Extract all data as written.
--- Data for processing ---
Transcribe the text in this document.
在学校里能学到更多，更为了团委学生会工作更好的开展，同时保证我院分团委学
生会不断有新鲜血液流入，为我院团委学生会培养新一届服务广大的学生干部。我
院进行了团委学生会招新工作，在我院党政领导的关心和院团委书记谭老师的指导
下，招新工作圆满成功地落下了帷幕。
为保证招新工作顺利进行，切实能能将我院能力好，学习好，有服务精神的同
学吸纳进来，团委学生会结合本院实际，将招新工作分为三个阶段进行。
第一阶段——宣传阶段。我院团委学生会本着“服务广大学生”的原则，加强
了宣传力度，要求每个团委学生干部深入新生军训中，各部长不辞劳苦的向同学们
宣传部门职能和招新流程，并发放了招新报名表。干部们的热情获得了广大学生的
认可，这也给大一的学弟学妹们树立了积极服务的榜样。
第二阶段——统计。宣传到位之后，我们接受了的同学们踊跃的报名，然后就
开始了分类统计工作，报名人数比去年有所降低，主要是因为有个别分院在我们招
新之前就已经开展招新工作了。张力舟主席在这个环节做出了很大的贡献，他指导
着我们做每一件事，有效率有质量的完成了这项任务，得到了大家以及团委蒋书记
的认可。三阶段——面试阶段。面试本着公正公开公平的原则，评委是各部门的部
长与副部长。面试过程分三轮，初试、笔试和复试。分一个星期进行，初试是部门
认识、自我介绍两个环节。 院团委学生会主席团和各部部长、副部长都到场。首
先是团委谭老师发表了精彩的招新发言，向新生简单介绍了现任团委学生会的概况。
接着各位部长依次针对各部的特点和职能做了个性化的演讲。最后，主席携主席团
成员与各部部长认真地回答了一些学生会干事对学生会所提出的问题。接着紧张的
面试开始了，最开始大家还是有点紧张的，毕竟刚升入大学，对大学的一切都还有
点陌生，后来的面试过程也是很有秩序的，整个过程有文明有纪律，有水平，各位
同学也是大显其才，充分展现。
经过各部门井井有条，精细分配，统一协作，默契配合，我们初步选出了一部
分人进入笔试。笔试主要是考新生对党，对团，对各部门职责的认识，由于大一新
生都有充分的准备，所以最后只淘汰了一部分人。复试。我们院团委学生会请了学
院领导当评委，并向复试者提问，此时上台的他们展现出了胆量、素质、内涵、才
---
Task solution:
Transcribe the text in this document.
在学校里能学到更多，更为了团委学生会工作更好的开展，同时保证我院分团委学
生会不断有新鲜血液流入，为我院团委学生会培养新一届服务广大的学生干部。我
院进行了团委学生会招新工作，在我院党政领导的关心和院团委书记谭老师的指导
下，招新工作圆满成功地落下了帷幕。
为保证招新工作顺利进行，切实能能将我院能力好，学习好，有服务精神的同
学吸纳进来，团委学生会结合本院实际，将招新工作分为三个阶段进行。
第一阶段——宣传阶段。我院团委学生会本着“服务广大学生”的原则，加强
了宣传力度，要求每个团委学生干部深入新生军训中，各部长不辞劳苦的向同学们
宣传部门职能和招新流程，并发放了招新报名表。干部们的热情获得了广大学生的
认可，这也给大一的学弟学妹们树立了积极服务的榜样。
第二阶段——统计。宣传到位之后，我们接受了的同学们踊跃的报名，然后就
开始了分类统计工作，报名人数比去年有所降低，主要是因为有个别分院在我们招
新之前就已经开展招新工作了。张力舟主席在这个环节做出了很大的贡献，他指导
着我们做每一件事，有效率有质量的完成了这项任务，得到了大家以及团委蒋书记
的认可。三阶段——面试阶段。面试本着公正公开公平的原则，评委是各部门的部
长与副部长。面试过程分三轮，初试、笔试和复试。分一个星期进行，初试是部门
认识、自我介绍两个环节。 院团委学生会主席团和各部部长、副部长都到场。首
先是团委谭老师发表了精彩的招新发言，向新生简单介绍了现任团委学生会的概况。
接着各位部长依次针对各部的特点和职能做了个性化的演讲。最后，主席携主席团
成员与各部部长认真地回答了一些学生会干事对学生会所提出的问题。接着紧张的
面试开始了，最开始大家还是有点紧张的，毕竟刚升入大学，对大学的一切都还有
点陌生，后来的面试过程也是很有秩序的，整个过程有文明有纪律，有水平，各位
同学也是大显其才，充分展现。
经过各部门井井有条，精细分配，统一协作，默契配合，我们初步选出了一部
分人进入笔试。笔试主要是考新生对党，对团，对各部门职责的认识，由于大一新
生都有充分的准备，所以最后只淘汰了一部分人。复试。我们院团委学生会请了学
院领导当评委，并向复试者提问，此时上台的他们展现出了胆量、素质、内涵、才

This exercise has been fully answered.